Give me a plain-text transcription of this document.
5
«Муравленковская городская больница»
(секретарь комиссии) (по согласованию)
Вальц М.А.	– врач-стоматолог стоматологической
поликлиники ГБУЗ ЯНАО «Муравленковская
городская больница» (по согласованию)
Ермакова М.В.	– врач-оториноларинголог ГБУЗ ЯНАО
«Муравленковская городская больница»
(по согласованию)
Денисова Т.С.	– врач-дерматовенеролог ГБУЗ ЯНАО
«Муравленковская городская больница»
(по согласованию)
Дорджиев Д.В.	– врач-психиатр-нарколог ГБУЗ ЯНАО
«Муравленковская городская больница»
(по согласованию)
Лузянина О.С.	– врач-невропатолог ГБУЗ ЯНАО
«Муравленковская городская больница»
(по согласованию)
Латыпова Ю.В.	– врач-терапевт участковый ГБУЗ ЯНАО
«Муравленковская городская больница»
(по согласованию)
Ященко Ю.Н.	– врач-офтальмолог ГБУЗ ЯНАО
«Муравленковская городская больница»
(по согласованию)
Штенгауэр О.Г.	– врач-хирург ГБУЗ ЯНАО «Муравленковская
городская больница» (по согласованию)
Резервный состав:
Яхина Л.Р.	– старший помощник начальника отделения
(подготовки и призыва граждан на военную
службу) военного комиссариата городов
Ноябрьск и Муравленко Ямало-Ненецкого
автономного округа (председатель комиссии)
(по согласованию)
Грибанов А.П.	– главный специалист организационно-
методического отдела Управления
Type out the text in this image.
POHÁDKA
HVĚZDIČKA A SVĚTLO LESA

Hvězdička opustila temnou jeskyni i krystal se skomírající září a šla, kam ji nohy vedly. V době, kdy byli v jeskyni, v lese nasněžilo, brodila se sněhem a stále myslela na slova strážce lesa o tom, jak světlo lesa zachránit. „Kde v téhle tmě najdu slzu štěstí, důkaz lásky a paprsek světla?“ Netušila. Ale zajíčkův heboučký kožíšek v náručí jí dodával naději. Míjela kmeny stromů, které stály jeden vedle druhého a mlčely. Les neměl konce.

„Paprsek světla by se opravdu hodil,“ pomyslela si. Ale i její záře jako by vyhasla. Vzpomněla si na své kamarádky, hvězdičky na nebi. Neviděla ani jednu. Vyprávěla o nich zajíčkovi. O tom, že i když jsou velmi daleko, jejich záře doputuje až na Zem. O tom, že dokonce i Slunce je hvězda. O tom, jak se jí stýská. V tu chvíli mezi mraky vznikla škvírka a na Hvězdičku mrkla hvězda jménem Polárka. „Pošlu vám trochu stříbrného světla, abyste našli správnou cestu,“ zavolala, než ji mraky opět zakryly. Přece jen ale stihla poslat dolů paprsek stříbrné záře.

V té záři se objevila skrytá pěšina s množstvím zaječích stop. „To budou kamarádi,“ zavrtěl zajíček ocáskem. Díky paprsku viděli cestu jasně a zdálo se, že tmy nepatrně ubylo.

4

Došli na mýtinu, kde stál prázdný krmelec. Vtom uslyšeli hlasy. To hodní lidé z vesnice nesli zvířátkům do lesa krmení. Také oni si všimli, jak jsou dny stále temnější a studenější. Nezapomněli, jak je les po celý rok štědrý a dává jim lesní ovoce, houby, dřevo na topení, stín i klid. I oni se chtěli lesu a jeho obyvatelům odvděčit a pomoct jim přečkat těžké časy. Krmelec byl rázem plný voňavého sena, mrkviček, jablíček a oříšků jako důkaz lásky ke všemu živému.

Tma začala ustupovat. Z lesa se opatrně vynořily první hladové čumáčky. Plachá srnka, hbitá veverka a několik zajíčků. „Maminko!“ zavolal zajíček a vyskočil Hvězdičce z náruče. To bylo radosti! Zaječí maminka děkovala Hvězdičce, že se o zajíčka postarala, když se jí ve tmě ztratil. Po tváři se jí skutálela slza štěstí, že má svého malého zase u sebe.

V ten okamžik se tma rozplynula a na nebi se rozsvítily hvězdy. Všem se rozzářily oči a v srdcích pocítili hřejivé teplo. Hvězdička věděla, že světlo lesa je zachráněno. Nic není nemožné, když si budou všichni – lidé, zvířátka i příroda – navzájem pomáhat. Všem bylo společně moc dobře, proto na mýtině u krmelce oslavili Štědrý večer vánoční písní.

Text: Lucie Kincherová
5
◆ ◆ ◆
### Your task
Reproduce each entry word for word.

### Result of this task
Give me a plain-text transcription of this document.
5
«Муравленковская городская больница»
(секретарь комиссии) (по согласованию)
Вальц М.А.	– врач-стоматолог стоматологической
поликлиники ГБУЗ ЯНАО «Муравленковская
городская больница» (по согласованию)
Ермакова М.В.	– врач-оториноларинголог ГБУЗ ЯНАО
«Муравленковская городская больница»
(по согласованию)
Денисова Т.С.	– врач-дерматовенеролог ГБУЗ ЯНАО
«Муравленковская городская больница»
(по согласованию)
Дорджиев Д.В.	– врач-психиатр-нарколог ГБУЗ ЯНАО
«Муравленковская городская больница»
(по согласованию)
Лузянина О.С.	– врач-невропатолог ГБУЗ ЯНАО
«Муравленковская городская больница»
(по согласованию)
Латыпова Ю.В.	– врач-терапевт участковый ГБУЗ ЯНАО
«Муравленковская городская больница»
(по согласованию)
Ященко Ю.Н.	– врач-офтальмолог ГБУЗ ЯНАО
«Муравленковская городская больница»
(по согласованию)
Штенгауэр О.Г.	– врач-хирург ГБУЗ ЯНАО «Муравленковская
городская больница» (по согласованию)
Резервный состав:
Яхина Л.Р.	– старший помощник начальника отделения
(подготовки и призыва граждан на военную
службу) военного комиссариата городов
Ноябрьск и Муравленко Ямало-Ненецкого
автономного округа (председатель комиссии)
(по согласованию)
Грибанов А.П.	– главный специалист организационно-
методического отдела Управления
Type out the text in this image.
POHÁDKA
HVĚZDIČKA A SVĚTLO LESA

Hvězdička opustila temnou jeskyni i krystal se skomírající září a šla, kam ji nohy vedly. V době, kdy byli v jeskyni, v lese nasněžilo, brodila se sněhem a stále myslela na slova strážce lesa o tom, jak světlo lesa zachránit. „Kde v téhle tmě najdu slzu štěstí, důkaz lásky a paprsek světla?“ Netušila. Ale zajíčkův heboučký kožíšek v náručí jí dodával naději. Míjela kmeny stromů, které stály jeden vedle druhého a mlčely. Les neměl konce.

„Paprsek světla by se opravdu hodil,“ pomyslela si. Ale i její záře jako by vyhasla. Vzpomněla si na své kamarádky, hvězdičky na nebi. Neviděla ani jednu. Vyprávěla o nich zajíčkovi. O tom, že i když jsou velmi daleko, jejich záře doputuje až na Zem. O tom, že dokonce i Slunce je hvězda. O tom, jak se jí stýská. V tu chvíli mezi mraky vznikla škvírka a na Hvězdičku mrkla hvězda jménem Polárka. „Pošlu vám trochu stříbrného světla, abyste našli správnou cestu,“ zavolala, než ji mraky opět zakryly. Přece jen ale stihla poslat dolů paprsek stříbrné záře.

V té záři se objevila skrytá pěšina s množstvím zaječích stop. „To budou kamarádi,“ zavrtěl zajíček ocáskem. Díky paprsku viděli cestu jasně a zdálo se, že tmy nepatrně ubylo.

4

Došli na mýtinu, kde stál prázdný krmelec. Vtom uslyšeli hlasy. To hodní lidé z vesnice nesli zvířátkům do lesa krmení. Také oni si všimli, jak jsou dny stále temnější a studenější. Nezapomněli, jak je les po celý rok štědrý a dává jim lesní ovoce, houby, dřevo na topení, stín i klid. I oni se chtěli lesu a jeho obyvatelům odvděčit a pomoct jim přečkat těžké časy. Krmelec byl rázem plný voňavého sena, mrkviček, jablíček a oříšků jako důkaz lásky ke všemu živému.

Tma začala ustupovat. Z lesa se opatrně vynořily první hladové čumáčky. Plachá srnka, hbitá veverka a několik zajíčků. „Maminko!“ zavolal zajíček a vyskočil Hvězdičce z náruče. To bylo radosti! Zaječí maminka děkovala Hvězdičce, že se o zajíčka postarala, když se jí ve tmě ztratil. Po tváři se jí skutálela slza štěstí, že má svého malého zase u sebe.

V ten okamžik se tma rozplynula a na nebi se rozsvítily hvězdy. Všem se rozzářily oči a v srdcích pocítili hřejivé teplo. Hvězdička věděla, že světlo lesa je zachráněno. Nic není nemožné, když si budou všichni – lidé, zvířátka i příroda – navzájem pomáhat. Všem bylo společně moc dobře, proto na mýtině u krmelce oslavili Štědrý večer vánoční písní.

Text: Lucie Kincherová
5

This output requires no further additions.